> _Your task_
Reproduce every line of the material below word for word, but leave out the pictures.

(Image layout annotations)

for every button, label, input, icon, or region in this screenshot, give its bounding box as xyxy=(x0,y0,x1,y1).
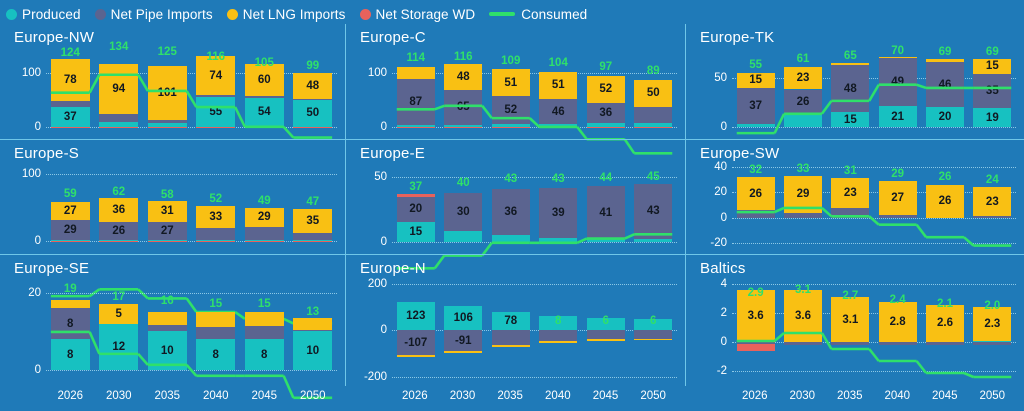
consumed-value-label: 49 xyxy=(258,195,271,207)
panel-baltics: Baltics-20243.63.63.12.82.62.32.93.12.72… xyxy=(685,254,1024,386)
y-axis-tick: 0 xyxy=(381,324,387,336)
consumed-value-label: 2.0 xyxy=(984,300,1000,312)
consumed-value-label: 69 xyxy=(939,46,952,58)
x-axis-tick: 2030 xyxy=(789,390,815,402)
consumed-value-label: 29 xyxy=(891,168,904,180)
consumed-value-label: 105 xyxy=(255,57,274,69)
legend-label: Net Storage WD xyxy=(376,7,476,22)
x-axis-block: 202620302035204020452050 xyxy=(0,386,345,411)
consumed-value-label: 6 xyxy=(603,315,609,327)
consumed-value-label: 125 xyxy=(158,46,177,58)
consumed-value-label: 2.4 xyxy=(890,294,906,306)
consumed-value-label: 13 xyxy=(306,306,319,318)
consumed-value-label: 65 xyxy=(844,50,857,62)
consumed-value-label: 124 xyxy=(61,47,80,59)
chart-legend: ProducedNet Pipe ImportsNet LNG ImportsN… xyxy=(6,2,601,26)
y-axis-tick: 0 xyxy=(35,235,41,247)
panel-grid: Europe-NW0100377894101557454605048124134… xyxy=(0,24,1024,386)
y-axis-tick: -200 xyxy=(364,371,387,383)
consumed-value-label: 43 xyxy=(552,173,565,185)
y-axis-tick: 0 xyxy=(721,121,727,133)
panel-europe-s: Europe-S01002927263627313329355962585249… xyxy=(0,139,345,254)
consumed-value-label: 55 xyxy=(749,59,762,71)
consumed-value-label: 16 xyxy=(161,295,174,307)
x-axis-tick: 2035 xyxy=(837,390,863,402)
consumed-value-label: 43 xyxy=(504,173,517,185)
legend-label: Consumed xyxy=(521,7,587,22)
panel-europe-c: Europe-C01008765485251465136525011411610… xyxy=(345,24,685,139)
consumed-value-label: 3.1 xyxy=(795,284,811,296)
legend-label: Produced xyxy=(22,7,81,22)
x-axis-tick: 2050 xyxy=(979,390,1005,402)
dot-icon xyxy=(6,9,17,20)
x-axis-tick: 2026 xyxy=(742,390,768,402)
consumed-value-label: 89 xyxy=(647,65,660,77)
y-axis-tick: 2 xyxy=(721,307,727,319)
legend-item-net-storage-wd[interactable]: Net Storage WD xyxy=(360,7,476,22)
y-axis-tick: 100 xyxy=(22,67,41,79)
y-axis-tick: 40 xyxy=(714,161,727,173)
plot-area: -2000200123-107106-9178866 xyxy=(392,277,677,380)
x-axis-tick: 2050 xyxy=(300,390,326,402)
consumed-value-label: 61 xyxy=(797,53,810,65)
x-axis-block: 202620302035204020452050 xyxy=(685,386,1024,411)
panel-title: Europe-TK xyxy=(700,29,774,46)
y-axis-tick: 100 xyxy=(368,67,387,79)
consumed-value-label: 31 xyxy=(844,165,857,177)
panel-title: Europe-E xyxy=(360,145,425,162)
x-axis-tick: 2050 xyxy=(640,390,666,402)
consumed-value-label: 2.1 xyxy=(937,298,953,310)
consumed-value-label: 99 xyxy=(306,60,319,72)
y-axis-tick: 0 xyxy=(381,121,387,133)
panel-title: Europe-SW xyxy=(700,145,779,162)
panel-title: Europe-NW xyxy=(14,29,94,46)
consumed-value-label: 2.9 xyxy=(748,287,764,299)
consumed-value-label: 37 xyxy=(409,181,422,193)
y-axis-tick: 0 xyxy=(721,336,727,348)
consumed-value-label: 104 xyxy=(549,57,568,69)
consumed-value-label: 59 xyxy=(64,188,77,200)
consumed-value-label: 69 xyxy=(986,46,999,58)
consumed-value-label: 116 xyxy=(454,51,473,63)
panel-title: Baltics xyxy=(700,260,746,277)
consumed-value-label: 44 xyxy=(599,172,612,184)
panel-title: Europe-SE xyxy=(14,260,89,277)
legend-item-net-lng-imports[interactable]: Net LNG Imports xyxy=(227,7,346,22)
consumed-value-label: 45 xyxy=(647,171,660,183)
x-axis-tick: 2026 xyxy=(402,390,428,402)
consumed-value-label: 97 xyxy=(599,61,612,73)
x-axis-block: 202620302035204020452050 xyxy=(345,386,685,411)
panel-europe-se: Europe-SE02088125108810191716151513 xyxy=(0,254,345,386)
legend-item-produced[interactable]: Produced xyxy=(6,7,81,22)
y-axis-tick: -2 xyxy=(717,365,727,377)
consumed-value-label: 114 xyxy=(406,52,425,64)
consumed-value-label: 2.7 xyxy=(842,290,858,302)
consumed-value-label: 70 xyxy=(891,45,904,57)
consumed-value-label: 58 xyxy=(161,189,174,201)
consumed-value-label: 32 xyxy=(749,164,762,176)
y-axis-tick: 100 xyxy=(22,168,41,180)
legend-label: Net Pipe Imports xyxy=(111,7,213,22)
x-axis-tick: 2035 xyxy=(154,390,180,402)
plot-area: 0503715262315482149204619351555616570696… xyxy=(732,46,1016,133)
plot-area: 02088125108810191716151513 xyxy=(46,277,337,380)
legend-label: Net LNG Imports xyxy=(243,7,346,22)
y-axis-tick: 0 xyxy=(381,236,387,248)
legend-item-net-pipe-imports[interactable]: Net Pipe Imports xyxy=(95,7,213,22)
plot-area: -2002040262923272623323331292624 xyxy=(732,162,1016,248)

> _Task response_
for every button, label, input, icon, or region in this screenshot, give its bounding box as xyxy=(x0,y0,x1,y1).
consumed-value-label: 49 xyxy=(258,195,271,207)
panel-baltics: Baltics-20243.63.63.12.82.62.32.93.12.72… xyxy=(685,254,1024,386)
y-axis-tick: 0 xyxy=(381,324,387,336)
consumed-value-label: 2.0 xyxy=(984,300,1000,312)
consumed-value-label: 69 xyxy=(939,46,952,58)
x-axis-tick: 2030 xyxy=(789,390,815,402)
consumed-value-label: 29 xyxy=(891,168,904,180)
consumed-value-label: 105 xyxy=(255,57,274,69)
legend-label: Net Storage WD xyxy=(376,7,476,22)
x-axis-block: 202620302035204020452050 xyxy=(0,386,345,411)
consumed-value-label: 6 xyxy=(603,315,609,327)
consumed-value-label: 125 xyxy=(158,46,177,58)
consumed-value-label: 2.4 xyxy=(890,294,906,306)
consumed-value-label: 13 xyxy=(306,306,319,318)
consumed-value-label: 65 xyxy=(844,50,857,62)
consumed-value-label: 124 xyxy=(61,47,80,59)
chart-legend: ProducedNet Pipe ImportsNet LNG ImportsN… xyxy=(6,2,601,26)
y-axis-tick: 0 xyxy=(35,235,41,247)
panel-grid: Europe-NW0100377894101557454605048124134… xyxy=(0,24,1024,386)
y-axis-tick: -200 xyxy=(364,371,387,383)
consumed-value-label: 43 xyxy=(552,173,565,185)
y-axis-tick: 0 xyxy=(721,121,727,133)
panel-europe-s: Europe-S01002927263627313329355962585249… xyxy=(0,139,345,254)
consumed-value-label: 55 xyxy=(749,59,762,71)
consumed-value-label: 16 xyxy=(161,295,174,307)
x-axis-tick: 2035 xyxy=(837,390,863,402)
consumed-value-label: 43 xyxy=(504,173,517,185)
legend-label: Consumed xyxy=(521,7,587,22)
panel-europe-c: Europe-C01008765485251465136525011411610… xyxy=(345,24,685,139)
consumed-value-label: 3.1 xyxy=(795,284,811,296)
legend-label: Produced xyxy=(22,7,81,22)
x-axis-tick: 2050 xyxy=(979,390,1005,402)
dot-icon xyxy=(6,9,17,20)
x-axis-tick: 2026 xyxy=(742,390,768,402)
consumed-value-label: 89 xyxy=(647,65,660,77)
y-axis-tick: 2 xyxy=(721,307,727,319)
legend-item-net-storage-wd[interactable]: Net Storage WD xyxy=(360,7,476,22)
y-axis-tick: 100 xyxy=(22,67,41,79)
y-axis-tick: 40 xyxy=(714,161,727,173)
plot-area: -2000200123-107106-9178866 xyxy=(392,277,677,380)
x-axis-tick: 2050 xyxy=(300,390,326,402)
consumed-value-label: 61 xyxy=(797,53,810,65)
x-axis-block: 202620302035204020452050 xyxy=(685,386,1024,411)
panel-title: Europe-TK xyxy=(700,29,774,46)
y-axis-tick: 100 xyxy=(368,67,387,79)
consumed-value-label: 31 xyxy=(844,165,857,177)
panel-title: Europe-E xyxy=(360,145,425,162)
x-axis-tick: 2050 xyxy=(640,390,666,402)
consumed-value-label: 2.1 xyxy=(937,298,953,310)
consumed-value-label: 99 xyxy=(306,60,319,72)
y-axis-tick: 0 xyxy=(381,121,387,133)
panel-title: Europe-SW xyxy=(700,145,779,162)
panel-title: Europe-NW xyxy=(14,29,94,46)
consumed-value-label: 2.9 xyxy=(748,287,764,299)
consumed-value-label: 37 xyxy=(409,181,422,193)
y-axis-tick: 0 xyxy=(721,336,727,348)
consumed-value-label: 104 xyxy=(549,57,568,69)
consumed-value-label: 59 xyxy=(64,188,77,200)
consumed-value-label: 69 xyxy=(986,46,999,58)
consumed-value-label: 116 xyxy=(454,51,473,63)
panel-title: Baltics xyxy=(700,260,746,277)
consumed-value-label: 44 xyxy=(599,172,612,184)
panel-title: Europe-SE xyxy=(14,260,89,277)
legend-item-net-lng-imports[interactable]: Net LNG Imports xyxy=(227,7,346,22)
consumed-value-label: 45 xyxy=(647,171,660,183)
x-axis-tick: 2026 xyxy=(402,390,428,402)
consumed-value-label: 97 xyxy=(599,61,612,73)
x-axis-block: 202620302035204020452050 xyxy=(345,386,685,411)
panel-europe-se: Europe-SE02088125108810191716151513 xyxy=(0,254,345,386)
legend-item-produced[interactable]: Produced xyxy=(6,7,81,22)
y-axis-tick: -2 xyxy=(717,365,727,377)
consumed-value-label: 114 xyxy=(406,52,425,64)
consumed-value-label: 2.7 xyxy=(842,290,858,302)
consumed-value-label: 70 xyxy=(891,45,904,57)
consumed-value-label: 58 xyxy=(161,189,174,201)
consumed-value-label: 32 xyxy=(749,164,762,176)
y-axis-tick: 100 xyxy=(22,168,41,180)
legend-label: Net Pipe Imports xyxy=(111,7,213,22)
x-axis-tick: 2035 xyxy=(154,390,180,402)
plot-area: 0503715262315482149204619351555616570696… xyxy=(732,46,1016,133)
plot-area: 02088125108810191716151513 xyxy=(46,277,337,380)
legend-label: Net LNG Imports xyxy=(243,7,346,22)
y-axis-tick: 0 xyxy=(381,236,387,248)
legend-item-net-pipe-imports[interactable]: Net Pipe Imports xyxy=(95,7,213,22)
plot-area: -2002040262923272623323331292624 xyxy=(732,162,1016,248)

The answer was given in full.